(Text passage)
<<<<

What twisted logic? What do I have to do to keep you from flying off the handle and remain able reason? I gave you the possibility that there might be a popular insurgency in Iraq, growing more and more anti-American as time goes. I’m only trying to get at the possible roots of this. I am not satisfied with facile explanations that really explain nothing, that’s all. Saying that we alienate anonimous Arabs by killing anonimous Arabs means nothing and explains nothing. If we do indeed alienate Arabs it is by failing to understand them. As much as I understand human nature, people fight most readily when they percieve to be denigrated, when you do something demeaning to them. Killing someone’s enemies is not demeaning. Ignoring someone’s wishes and aspirations is demeaning. If there is indeed popular insurgency in Iraq, the roots of it might be found there.
Sometime when people feel threatened they will also respond with violence.
The killing of one’s countrymen might be seen as threatening by some Iraqis.
Especially given that we have had a less than stellar record of sorting “the good Iraqis” from “the bad Iraqis,” an Iraqi might worry that our powers of discrimination may fail when it comes to him and his, even if they are all “the good Iraqis.”
Perhaps some Iraqis’ aspirations involve the withdrawal of US troops.
This is not a good analogy. The Nazis were attacking and killing people inside and outside their own country when the war began. Who was Iraq attacking? they didn’t even have the weapons [that Bushco said they had] to fight back with. WW2 was at least based on fact, while the current war with Iraq was based upon lies and more lies. Who benefits from people being killed for a lie?
Comic relief time? Ann Arbor professor cracking open his Little Red Book to find support for his notion of Fallujah in the wisdom of Chairman Mao.
Priceless. And sharks swim in a sea of “supportive” sea life. How infinitely wise. Let us remember, though, that Mao was not as much a popular guerilla leader as a most ruthless and cunning War-lord. He also said that all power comes from a muzzle of a gun. Perhaps that will throw more light on the situation of Fallujah civilians vis-a-vis the insurgents.

>>>>

(Data segment)
<<<<

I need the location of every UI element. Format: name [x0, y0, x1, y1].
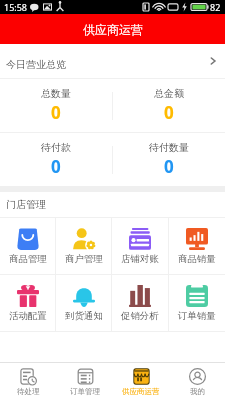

>>>>

(Exercise set)
a) According to the Iraq discussion, what does the first commenter call demeaning?
b) Please repeat the stretch of the Iraq discussion from "Especially given that" through "killed for a lie?".
c) Summarize the Iraq discussion in three sentences.

(The solutions)
a) Ignoring someone's wishes and aspirations.

b)
Especially given that we have had a less than stellar record of sorting “the good Iraqis” from “the bad Iraqis,” an Iraqi might worry that our powers of discrimination may fail when it comes to him and his, even if they are all “the good Iraqis.”
Perhaps some Iraqis’ aspirations involve the withdrawal of US troops.
This is not a good analogy. The Nazis were attacking and killing people inside and outside their own country when the war began. Who was Iraq attacking? they didn’t even have the weapons [that Bushco said they had] to fight back with. WW2 was at least based on fact, while the current war with Iraq was based upon lies and more lies. Who benefits from people being killed for a lie?

c) One commenter argues that any popular insurgency in Iraq may be rooted in Americans ignoring Iraqi wishes and aspirations rather than in killing Iraqis' enemies, and a reply adds that some Iraqis may feel threatened by the killing of their countrymen and may want US troops withdrawn. Another commenter rejects a comparison with the Nazis, saying Iraq was attacking no one and the war was based on lies. A final commenter mocks an Ann Arbor professor for turning to Mao to explain Fallujah, noting that Mao was a ruthless warlord who said all power comes from a muzzle of a gun.